(REQUIRED TASK): Set down the full listing exactly, character for character.

[Records from a data collection]

* * *

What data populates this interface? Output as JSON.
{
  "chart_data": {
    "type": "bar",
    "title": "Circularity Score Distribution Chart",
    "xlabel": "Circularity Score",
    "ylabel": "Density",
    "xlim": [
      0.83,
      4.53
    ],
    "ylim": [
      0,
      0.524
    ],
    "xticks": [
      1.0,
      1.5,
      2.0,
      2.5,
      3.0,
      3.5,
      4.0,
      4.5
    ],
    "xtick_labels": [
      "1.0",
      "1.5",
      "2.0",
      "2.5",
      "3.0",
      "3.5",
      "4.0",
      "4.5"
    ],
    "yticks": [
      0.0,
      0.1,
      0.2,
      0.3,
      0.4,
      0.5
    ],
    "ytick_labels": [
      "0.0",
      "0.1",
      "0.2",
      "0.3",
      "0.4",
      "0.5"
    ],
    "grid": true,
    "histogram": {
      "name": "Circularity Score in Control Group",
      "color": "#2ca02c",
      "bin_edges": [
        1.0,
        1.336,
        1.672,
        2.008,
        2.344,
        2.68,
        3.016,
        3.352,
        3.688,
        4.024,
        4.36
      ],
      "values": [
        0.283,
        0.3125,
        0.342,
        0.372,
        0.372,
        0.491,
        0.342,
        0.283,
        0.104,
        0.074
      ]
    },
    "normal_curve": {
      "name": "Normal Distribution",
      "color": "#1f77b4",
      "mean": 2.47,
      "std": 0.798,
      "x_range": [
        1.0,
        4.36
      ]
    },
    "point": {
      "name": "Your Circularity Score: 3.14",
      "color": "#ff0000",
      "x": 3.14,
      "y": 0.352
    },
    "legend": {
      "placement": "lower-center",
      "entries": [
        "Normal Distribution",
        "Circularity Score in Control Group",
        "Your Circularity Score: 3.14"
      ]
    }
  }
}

* * *

(WRITTEN REPLY):
What data populates this interface? Output as JSON.
{
  "chart_data": {
    "type": "bar",
    "title": "Circularity Score Distribution Chart",
    "xlabel": "Circularity Score",
    "ylabel": "Density",
    "xlim": [
      0.83,
      4.53
    ],
    "ylim": [
      0,
      0.524
    ],
    "xticks": [
      1.0,
      1.5,
      2.0,
      2.5,
      3.0,
      3.5,
      4.0,
      4.5
    ],
    "xtick_labels": [
      "1.0",
      "1.5",
      "2.0",
      "2.5",
      "3.0",
      "3.5",
      "4.0",
      "4.5"
    ],
    "yticks": [
      0.0,
      0.1,
      0.2,
      0.3,
      0.4,
      0.5
    ],
    "ytick_labels": [
      "0.0",
      "0.1",
      "0.2",
      "0.3",
      "0.4",
      "0.5"
    ],
    "grid": true,
    "histogram": {
      "name": "Circularity Score in Control Group",
      "color": "#2ca02c",
      "bin_edges": [
        1.0,
        1.336,
        1.672,
        2.008,
        2.344,
        2.68,
        3.016,
        3.352,
        3.688,
        4.024,
        4.36
      ],
      "values": [
        0.283,
        0.3125,
        0.342,
        0.372,
        0.372,
        0.491,
        0.342,
        0.283,
        0.104,
        0.074
      ]
    },
    "normal_curve": {
      "name": "Normal Distribution",
      "color": "#1f77b4",
      "mean": 2.47,
      "std": 0.798,
      "x_range": [
        1.0,
        4.36
      ]
    },
    "point": {
      "name": "Your Circularity Score: 3.14",
      "color": "#ff0000",
      "x": 3.14,
      "y": 0.352
    },
    "legend": {
      "placement": "lower-center",
      "entries": [
        "Normal Distribution",
        "Circularity Score in Control Group",
        "Your Circularity Score: 3.14"
      ]
    }
  }
}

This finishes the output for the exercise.